## Exercise brief:
Can you transcribe every line exactly and leave the pictures behind?
* Start Records for this exercise *
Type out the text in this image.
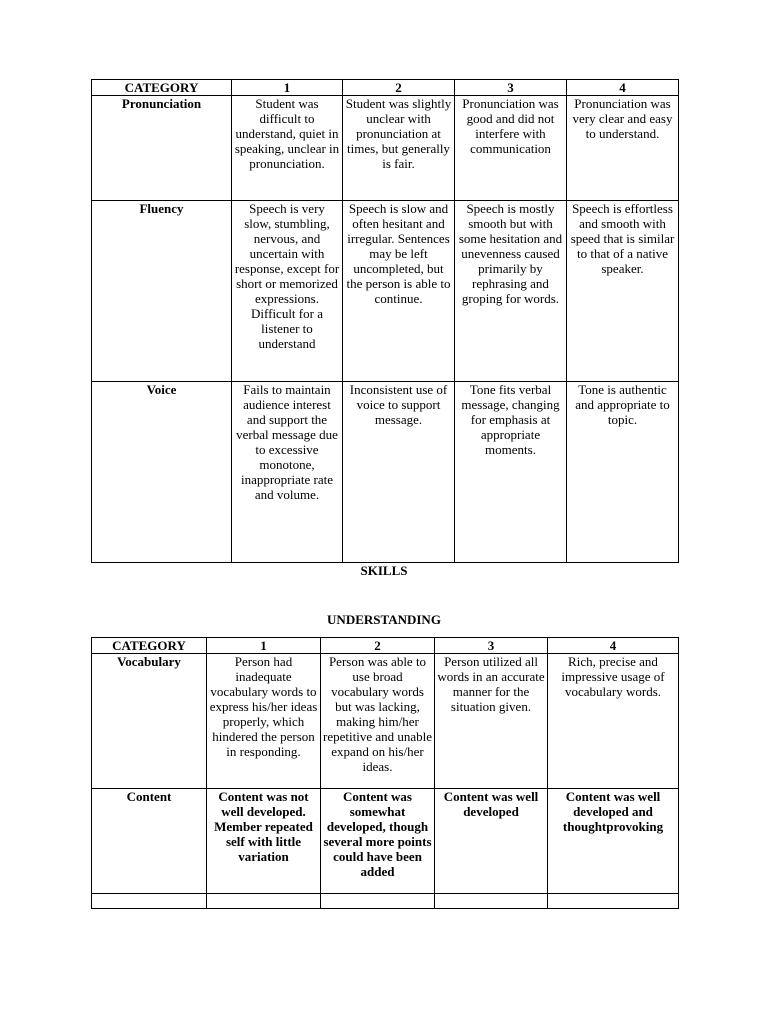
CATEGORY	1	2	3	4
Pronunciation	Student was difficult to understand, quiet in speaking, unclear in pronunciation.	Student was slightly unclear with pronunciation at times, but generally is fair.	Pronunciation was good and did not interfere with communication	Pronunciation was very clear and easy to understand.
Fluency	Speech is very slow, stumbling, nervous, and uncertain with response, except for short or memorized expressions. Difficult for a listener to understand	Speech is slow and often hesitant and irregular. Sentences may be left uncompleted, but the person is able to continue.	Speech is mostly smooth but with some hesitation and unevenness caused primarily by rephrasing and groping for words.	Speech is effortless and smooth with speed that is similar to that of a native speaker.
Voice	Fails to maintain audience interest and support the verbal message due to excessive monotone, inappropriate rate and volume.	Inconsistent use of voice to support message.	Tone fits verbal message, changing for emphasis at appropriate moments.	Tone is authentic and appropriate to topic.
SKILLS
UNDERSTANDING
CATEGORY	1	2	3	4
Vocabulary	Person had inadequate vocabulary words to express his/her ideas properly, which hindered the person in responding.	Person was able to use broad vocabulary words but was lacking, making him/her repetitive and unable expand on his/her ideas.	Person utilized all words in an accurate manner for the situation given.	Rich, precise and impressive usage of vocabulary words.
Content	Content was not well developed. Member repeated self with little variation	Content was somewhat developed, though several more points could have been added	Content was well developed	Content was well developed and thoughtprovoking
* End Records for this exercise *
## Exercise result:
Type out the text in this image.
CATEGORY	1	2	3	4
Pronunciation	Student was difficult to understand, quiet in speaking, unclear in pronunciation.	Student was slightly unclear with pronunciation at times, but generally is fair.	Pronunciation was good and did not interfere with communication	Pronunciation was very clear and easy to understand.
Fluency	Speech is very slow, stumbling, nervous, and uncertain with response, except for short or memorized expressions. Difficult for a listener to understand	Speech is slow and often hesitant and irregular. Sentences may be left uncompleted, but the person is able to continue.	Speech is mostly smooth but with some hesitation and unevenness caused primarily by rephrasing and groping for words.	Speech is effortless and smooth with speed that is similar to that of a native speaker.
Voice	Fails to maintain audience interest and support the verbal message due to excessive monotone, inappropriate rate and volume.	Inconsistent use of voice to support message.	Tone fits verbal message, changing for emphasis at appropriate moments.	Tone is authentic and appropriate to topic.
SKILLS
UNDERSTANDING
CATEGORY	1	2	3	4
Vocabulary	Person had inadequate vocabulary words to express his/her ideas properly, which hindered the person in responding.	Person was able to use broad vocabulary words but was lacking, making him/her repetitive and unable expand on his/her ideas.	Person utilized all words in an accurate manner for the situation given.	Rich, precise and impressive usage of vocabulary words.
Content	Content was not well developed. Member repeated self with little variation	Content was somewhat developed, though several more points could have been added	Content was well developed	Content was well developed and thoughtprovoking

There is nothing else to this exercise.